- DIRECTIONS FOR THIS TASK: Can you write out the whole listing exactly?

((

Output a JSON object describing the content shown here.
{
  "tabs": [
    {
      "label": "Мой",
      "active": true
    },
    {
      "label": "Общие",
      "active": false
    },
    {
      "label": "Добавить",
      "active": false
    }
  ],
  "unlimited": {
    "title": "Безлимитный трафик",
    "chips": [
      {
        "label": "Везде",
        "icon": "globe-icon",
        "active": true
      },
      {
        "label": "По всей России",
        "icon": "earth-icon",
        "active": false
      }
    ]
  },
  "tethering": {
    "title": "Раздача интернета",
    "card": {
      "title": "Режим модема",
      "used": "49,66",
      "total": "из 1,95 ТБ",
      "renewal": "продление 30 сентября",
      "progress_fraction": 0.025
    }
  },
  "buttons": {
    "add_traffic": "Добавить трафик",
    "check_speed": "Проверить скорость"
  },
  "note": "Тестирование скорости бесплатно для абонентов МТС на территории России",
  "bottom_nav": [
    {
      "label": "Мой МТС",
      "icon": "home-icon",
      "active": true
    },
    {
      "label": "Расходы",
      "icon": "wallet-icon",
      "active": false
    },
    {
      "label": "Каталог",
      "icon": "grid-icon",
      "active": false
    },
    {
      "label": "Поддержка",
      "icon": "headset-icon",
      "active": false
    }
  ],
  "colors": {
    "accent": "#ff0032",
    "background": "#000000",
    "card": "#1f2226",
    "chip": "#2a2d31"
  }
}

))

- TASK ANSWER:
Output a JSON object describing the content shown here.
{
  "tabs": [
    {
      "label": "Мой",
      "active": true
    },
    {
      "label": "Общие",
      "active": false
    },
    {
      "label": "Добавить",
      "active": false
    }
  ],
  "unlimited": {
    "title": "Безлимитный трафик",
    "chips": [
      {
        "label": "Везде",
        "icon": "globe-icon",
        "active": true
      },
      {
        "label": "По всей России",
        "icon": "earth-icon",
        "active": false
      }
    ]
  },
  "tethering": {
    "title": "Раздача интернета",
    "card": {
      "title": "Режим модема",
      "used": "49,66",
      "total": "из 1,95 ТБ",
      "renewal": "продление 30 сентября",
      "progress_fraction": 0.025
    }
  },
  "buttons": {
    "add_traffic": "Добавить трафик",
    "check_speed": "Проверить скорость"
  },
  "note": "Тестирование скорости бесплатно для абонентов МТС на территории России",
  "bottom_nav": [
    {
      "label": "Мой МТС",
      "icon": "home-icon",
      "active": true
    },
    {
      "label": "Расходы",
      "icon": "wallet-icon",
      "active": false
    },
    {
      "label": "Каталог",
      "icon": "grid-icon",
      "active": false
    },
    {
      "label": "Поддержка",
      "icon": "headset-icon",
      "active": false
    }
  ],
  "colors": {
    "accent": "#ff0032",
    "background": "#000000",
    "card": "#1f2226",
    "chip": "#2a2d31"
  }
}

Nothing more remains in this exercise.